>> Start TASK INPUT
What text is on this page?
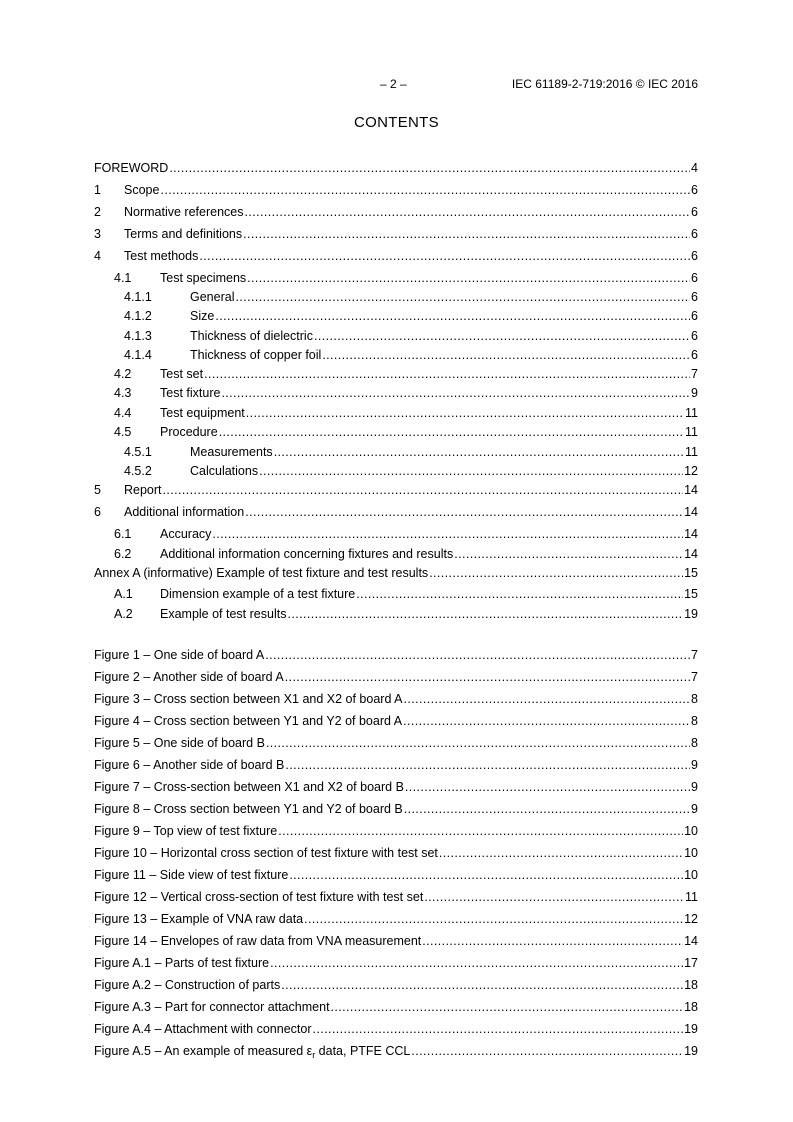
– 2 –	IEC 61189-2-719:2016 © IEC 2016
CONTENTS
FOREWORD .....	4
1	Scope .....	6
2	Normative references .....	6
3	Terms and definitions .....	6
4	Test methods .....	6
4.1	Test specimens .....	6
4.1.1	General .....	6
4.1.2	Size .....	6
4.1.3	Thickness of dielectric .....	6
4.1.4	Thickness of copper foil .....	6
4.2	Test set .....	7
4.3	Test fixture .....	9
4.4	Test equipment .....	11
4.5	Procedure .....	11
4.5.1	Measurements .....	11
4.5.2	Calculations .....	12
5	Report .....	14
6	Additional information .....	14
6.1	Accuracy .....	14
6.2	Additional information concerning fixtures and results .....	14
Annex A (informative) Example of test fixture and test results .....	15
A.1	Dimension example of a test fixture .....	15
A.2	Example of test results .....	19
Figure 1 – One side of board A .....	7
Figure 2 – Another side of board A .....	7
Figure 3 – Cross section between X1 and X2 of board A .....	8
Figure 4 – Cross section between Y1 and Y2 of board A .....	8
Figure 5 – One side of board B .....	8
Figure 6 – Another side of board B .....	9
Figure 7 – Cross-section between X1 and X2 of board B .....	9
Figure 8 – Cross section between Y1 and Y2 of board B .....	9
Figure 9 – Top view of test fixture .....	10
Figure 10 – Horizontal cross section of test fixture with test set .....	10
Figure 11 – Side view of test fixture .....	10
Figure 12 – Vertical cross-section of test fixture with test set .....	11
Figure 13 – Example of VNA raw data .....	12
Figure 14 – Envelopes of raw data from VNA measurement .....	14
Figure A.1 – Parts of test fixture .....	17
Figure A.2 – Construction of parts .....	18
Figure A.3 – Part for connector attachment .....	18
Figure A.4 – Attachment with connector .....	19
Figure A.5 – An example of measured $\varepsilon_r$ data, PTFE CCL .....	19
>> End TASK INPUT
WHAT NEEDS TO BE DONE » List the lines of the records where "with" occurs.

EXPECTED ANSWER »
Figure 10 – Horizontal cross section of test fixture with test set .....	10
Figure 12 – Vertical cross-section of test fixture with test set .....	11
Figure A.4 – Attachment with connector .....	19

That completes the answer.